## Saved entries
---

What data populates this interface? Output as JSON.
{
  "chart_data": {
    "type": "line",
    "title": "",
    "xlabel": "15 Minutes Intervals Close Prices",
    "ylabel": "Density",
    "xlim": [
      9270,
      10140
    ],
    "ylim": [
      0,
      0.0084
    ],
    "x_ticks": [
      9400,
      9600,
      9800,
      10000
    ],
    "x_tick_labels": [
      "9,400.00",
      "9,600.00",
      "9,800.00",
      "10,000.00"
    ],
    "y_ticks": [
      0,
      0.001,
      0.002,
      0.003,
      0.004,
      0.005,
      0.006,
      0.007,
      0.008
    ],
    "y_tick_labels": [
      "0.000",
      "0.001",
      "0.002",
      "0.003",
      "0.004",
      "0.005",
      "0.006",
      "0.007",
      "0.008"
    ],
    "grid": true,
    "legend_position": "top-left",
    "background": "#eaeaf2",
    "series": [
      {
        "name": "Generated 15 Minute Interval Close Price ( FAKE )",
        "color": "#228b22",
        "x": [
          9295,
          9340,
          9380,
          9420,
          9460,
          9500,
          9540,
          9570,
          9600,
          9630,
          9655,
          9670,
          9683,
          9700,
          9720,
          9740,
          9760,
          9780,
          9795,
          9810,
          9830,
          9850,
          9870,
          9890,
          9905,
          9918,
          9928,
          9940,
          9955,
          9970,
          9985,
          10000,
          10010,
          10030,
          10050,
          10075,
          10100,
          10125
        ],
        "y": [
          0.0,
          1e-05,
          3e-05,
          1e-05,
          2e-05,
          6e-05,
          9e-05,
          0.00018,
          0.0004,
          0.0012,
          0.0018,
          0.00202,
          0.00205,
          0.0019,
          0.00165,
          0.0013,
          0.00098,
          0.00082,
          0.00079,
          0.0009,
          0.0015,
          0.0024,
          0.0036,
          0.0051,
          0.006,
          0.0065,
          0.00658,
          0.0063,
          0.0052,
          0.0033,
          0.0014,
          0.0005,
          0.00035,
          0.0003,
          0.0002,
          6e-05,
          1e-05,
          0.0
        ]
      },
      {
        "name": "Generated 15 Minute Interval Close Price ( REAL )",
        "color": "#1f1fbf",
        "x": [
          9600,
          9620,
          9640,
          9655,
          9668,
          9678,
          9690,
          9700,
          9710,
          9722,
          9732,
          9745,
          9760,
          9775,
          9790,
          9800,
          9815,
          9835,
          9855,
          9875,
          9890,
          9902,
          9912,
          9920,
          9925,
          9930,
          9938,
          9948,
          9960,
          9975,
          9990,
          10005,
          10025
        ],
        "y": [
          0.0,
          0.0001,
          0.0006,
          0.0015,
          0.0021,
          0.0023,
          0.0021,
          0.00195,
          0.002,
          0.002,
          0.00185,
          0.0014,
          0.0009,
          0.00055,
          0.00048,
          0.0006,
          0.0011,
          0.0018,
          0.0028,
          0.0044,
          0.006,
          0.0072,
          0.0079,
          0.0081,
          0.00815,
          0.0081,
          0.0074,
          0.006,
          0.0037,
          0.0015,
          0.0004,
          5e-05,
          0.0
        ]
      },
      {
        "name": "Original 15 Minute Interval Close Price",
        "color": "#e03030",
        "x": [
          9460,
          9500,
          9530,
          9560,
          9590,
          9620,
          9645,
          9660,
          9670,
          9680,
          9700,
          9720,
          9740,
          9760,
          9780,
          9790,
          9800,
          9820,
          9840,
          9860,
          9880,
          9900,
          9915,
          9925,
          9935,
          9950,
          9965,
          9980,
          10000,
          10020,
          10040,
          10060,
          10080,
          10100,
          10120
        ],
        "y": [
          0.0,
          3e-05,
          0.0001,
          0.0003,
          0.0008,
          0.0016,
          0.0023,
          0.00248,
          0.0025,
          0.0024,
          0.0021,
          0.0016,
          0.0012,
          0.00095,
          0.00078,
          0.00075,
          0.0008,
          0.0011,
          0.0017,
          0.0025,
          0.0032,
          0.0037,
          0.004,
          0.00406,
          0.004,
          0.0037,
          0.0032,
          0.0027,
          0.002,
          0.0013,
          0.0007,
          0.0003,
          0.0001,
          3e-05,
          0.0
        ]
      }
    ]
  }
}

---

In the records above, find each line that holds the word "Close"; copy all such lines.

    "xlabel": "15 Minutes Intervals Close Prices",
        "name": "Generated 15 Minute Interval Close Price ( FAKE )",
        "name": "Generated 15 Minute Interval Close Price ( REAL )",
        "name": "Original 15 Minute Interval Close Price",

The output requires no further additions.